● Exercise instructions: Extract and list every line that contains the word "assets".

● Information supplied:
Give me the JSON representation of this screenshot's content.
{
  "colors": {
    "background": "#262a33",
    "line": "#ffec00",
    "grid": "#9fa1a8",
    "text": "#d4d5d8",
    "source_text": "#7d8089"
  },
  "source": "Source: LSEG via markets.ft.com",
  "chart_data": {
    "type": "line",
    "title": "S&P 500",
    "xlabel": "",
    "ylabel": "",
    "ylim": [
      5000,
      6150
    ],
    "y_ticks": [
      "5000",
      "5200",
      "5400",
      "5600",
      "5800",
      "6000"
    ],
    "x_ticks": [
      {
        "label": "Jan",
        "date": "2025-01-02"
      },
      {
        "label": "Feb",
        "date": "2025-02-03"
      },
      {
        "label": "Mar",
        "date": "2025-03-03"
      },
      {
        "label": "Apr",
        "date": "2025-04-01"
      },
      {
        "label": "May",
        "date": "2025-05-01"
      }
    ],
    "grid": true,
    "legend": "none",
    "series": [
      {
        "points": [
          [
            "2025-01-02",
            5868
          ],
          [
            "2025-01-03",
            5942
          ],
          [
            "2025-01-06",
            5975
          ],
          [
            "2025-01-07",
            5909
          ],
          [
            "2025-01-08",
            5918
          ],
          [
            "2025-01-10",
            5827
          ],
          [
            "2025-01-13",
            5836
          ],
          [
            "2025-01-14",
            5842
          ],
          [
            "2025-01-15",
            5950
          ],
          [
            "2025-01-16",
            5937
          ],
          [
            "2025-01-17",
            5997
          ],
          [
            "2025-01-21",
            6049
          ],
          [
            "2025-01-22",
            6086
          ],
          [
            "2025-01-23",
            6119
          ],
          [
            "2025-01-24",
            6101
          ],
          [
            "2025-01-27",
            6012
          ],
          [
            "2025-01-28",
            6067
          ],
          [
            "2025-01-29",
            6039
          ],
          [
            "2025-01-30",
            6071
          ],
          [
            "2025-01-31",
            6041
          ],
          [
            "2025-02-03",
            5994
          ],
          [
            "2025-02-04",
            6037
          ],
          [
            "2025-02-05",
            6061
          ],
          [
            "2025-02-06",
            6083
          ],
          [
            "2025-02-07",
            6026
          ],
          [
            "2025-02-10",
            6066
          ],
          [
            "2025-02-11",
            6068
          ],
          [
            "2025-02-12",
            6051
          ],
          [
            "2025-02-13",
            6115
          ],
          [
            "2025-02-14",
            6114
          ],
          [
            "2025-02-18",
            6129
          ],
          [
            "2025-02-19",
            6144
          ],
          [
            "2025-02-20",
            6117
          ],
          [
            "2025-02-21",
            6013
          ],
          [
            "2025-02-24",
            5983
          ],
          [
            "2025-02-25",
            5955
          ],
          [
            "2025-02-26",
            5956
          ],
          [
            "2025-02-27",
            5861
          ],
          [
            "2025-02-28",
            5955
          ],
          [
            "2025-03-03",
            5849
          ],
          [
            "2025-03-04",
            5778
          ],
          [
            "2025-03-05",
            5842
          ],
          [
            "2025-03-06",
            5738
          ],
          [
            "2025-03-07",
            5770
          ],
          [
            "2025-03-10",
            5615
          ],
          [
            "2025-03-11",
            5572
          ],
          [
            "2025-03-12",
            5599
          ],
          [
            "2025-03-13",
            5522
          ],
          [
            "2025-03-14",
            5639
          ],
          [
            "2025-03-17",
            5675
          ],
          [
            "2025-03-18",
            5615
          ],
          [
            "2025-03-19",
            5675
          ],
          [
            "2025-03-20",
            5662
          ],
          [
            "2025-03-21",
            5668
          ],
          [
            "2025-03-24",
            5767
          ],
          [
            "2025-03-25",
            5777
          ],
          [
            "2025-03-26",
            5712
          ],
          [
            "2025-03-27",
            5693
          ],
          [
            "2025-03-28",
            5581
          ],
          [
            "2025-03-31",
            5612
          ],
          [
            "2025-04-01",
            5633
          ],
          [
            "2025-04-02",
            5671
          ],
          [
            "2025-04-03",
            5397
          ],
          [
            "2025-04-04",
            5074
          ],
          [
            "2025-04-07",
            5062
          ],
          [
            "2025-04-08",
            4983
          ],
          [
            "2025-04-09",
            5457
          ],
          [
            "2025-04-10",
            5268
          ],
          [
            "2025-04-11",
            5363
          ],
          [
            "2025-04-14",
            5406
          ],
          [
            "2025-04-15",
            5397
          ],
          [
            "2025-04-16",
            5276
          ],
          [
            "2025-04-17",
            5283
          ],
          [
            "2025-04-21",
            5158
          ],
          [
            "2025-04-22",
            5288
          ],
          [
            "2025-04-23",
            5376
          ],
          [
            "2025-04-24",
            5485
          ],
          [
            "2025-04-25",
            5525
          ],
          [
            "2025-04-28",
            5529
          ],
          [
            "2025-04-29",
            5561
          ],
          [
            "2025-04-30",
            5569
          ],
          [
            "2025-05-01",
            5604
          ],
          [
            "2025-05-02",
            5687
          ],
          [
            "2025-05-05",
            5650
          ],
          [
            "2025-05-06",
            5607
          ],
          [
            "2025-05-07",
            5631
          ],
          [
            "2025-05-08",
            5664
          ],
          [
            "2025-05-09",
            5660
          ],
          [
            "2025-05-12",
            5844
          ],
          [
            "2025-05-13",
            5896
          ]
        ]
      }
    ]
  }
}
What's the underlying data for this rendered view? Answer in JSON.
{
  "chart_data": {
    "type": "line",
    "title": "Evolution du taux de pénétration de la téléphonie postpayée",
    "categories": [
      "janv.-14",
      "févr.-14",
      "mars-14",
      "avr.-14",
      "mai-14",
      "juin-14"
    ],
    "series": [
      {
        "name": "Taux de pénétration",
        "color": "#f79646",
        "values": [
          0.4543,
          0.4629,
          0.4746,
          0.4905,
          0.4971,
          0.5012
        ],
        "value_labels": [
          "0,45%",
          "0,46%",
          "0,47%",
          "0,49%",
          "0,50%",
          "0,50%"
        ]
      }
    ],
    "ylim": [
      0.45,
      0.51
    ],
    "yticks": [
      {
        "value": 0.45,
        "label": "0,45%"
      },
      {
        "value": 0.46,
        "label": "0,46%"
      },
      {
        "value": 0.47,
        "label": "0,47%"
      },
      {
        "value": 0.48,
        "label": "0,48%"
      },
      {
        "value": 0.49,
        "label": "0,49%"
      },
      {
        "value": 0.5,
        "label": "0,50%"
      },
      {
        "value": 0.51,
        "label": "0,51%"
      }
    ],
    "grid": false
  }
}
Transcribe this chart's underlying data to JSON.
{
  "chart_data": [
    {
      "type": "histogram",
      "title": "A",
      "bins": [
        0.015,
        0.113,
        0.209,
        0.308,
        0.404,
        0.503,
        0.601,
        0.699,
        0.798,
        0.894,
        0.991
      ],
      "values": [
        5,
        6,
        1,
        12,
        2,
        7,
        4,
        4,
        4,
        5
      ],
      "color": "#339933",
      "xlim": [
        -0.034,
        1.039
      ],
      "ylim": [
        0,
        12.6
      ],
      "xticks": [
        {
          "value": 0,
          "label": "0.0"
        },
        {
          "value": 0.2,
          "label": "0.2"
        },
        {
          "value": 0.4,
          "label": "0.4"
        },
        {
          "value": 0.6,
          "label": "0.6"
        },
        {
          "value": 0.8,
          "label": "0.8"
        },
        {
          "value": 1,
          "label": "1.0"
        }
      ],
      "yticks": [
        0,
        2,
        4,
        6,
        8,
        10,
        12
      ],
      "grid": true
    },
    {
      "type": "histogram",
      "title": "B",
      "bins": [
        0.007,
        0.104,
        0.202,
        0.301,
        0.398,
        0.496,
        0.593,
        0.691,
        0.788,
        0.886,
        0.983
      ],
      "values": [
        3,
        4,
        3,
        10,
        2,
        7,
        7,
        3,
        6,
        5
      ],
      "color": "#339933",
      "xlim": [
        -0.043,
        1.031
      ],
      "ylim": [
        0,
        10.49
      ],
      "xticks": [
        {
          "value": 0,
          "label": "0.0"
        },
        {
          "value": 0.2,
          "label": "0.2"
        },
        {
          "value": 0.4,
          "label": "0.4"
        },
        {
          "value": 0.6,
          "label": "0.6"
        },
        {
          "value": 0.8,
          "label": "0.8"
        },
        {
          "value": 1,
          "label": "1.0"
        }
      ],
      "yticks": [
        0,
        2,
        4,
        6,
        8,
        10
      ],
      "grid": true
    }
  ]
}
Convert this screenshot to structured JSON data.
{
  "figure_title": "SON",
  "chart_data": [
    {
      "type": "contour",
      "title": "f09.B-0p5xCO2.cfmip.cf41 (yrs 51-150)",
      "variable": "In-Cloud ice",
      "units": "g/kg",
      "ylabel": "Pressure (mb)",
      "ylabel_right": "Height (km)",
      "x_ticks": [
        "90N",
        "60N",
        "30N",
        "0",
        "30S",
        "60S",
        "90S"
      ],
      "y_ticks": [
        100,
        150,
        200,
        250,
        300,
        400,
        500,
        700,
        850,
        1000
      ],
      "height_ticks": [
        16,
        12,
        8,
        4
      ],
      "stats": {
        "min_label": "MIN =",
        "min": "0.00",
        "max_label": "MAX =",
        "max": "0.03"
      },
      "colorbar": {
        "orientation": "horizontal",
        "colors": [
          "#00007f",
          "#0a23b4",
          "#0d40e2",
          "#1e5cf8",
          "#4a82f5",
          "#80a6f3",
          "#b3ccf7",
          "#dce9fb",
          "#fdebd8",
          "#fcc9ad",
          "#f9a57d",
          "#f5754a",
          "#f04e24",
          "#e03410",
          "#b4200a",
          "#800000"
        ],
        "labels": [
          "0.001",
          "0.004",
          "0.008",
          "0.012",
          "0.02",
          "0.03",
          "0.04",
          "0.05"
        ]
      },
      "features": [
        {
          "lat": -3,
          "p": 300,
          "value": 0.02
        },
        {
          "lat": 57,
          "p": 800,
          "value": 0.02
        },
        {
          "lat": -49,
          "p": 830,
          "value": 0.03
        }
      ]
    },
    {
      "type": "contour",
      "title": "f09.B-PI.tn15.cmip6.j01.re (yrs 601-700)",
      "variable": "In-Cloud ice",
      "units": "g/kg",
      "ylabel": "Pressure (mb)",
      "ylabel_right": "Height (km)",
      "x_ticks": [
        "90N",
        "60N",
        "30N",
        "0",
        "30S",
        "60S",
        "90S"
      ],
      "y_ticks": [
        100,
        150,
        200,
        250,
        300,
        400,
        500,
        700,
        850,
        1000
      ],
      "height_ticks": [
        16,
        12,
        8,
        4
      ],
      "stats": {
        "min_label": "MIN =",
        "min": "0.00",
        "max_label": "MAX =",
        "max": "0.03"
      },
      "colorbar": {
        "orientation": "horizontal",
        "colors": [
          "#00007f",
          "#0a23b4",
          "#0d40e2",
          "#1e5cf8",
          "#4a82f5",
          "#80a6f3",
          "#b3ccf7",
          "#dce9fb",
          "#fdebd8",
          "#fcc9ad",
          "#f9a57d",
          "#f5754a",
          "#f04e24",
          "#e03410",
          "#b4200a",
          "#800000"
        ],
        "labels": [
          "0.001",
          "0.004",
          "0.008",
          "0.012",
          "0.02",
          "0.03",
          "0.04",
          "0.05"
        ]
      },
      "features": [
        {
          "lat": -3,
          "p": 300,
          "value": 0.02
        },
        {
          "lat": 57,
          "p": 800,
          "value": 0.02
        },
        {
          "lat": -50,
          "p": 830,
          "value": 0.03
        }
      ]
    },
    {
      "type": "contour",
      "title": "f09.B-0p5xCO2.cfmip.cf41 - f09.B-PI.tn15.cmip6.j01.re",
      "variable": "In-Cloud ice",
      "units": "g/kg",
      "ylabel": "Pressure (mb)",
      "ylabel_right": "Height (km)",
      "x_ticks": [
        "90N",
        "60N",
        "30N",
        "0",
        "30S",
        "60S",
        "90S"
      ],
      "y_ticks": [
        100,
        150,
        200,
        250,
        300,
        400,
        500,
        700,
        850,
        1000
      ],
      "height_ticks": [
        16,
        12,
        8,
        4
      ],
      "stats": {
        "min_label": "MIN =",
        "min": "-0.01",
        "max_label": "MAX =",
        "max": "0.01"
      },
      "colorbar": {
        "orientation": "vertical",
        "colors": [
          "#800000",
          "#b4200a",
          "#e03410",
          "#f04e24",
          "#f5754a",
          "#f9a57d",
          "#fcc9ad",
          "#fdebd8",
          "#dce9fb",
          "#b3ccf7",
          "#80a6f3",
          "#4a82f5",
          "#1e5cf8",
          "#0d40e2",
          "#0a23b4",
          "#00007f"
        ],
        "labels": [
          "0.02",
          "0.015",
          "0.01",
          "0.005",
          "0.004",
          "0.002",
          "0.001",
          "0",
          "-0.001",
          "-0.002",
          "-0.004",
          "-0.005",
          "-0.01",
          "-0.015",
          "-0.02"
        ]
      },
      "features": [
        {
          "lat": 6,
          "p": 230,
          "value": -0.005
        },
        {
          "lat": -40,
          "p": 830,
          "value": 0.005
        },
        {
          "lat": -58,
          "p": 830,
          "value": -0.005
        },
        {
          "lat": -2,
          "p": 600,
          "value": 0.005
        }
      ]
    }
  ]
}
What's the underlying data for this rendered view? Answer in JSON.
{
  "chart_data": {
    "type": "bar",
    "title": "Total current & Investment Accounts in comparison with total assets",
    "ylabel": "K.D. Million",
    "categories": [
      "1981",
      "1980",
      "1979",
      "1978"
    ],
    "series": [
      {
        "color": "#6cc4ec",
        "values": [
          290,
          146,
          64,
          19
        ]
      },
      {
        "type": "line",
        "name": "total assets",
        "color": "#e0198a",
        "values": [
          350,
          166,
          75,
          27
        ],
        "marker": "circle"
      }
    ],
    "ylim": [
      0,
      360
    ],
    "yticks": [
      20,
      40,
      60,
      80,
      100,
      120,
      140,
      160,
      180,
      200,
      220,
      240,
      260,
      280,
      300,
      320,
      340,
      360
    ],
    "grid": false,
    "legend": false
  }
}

● Problem solution:
    "title": "Total current & Investment Accounts in comparison with total assets",
        "name": "total assets",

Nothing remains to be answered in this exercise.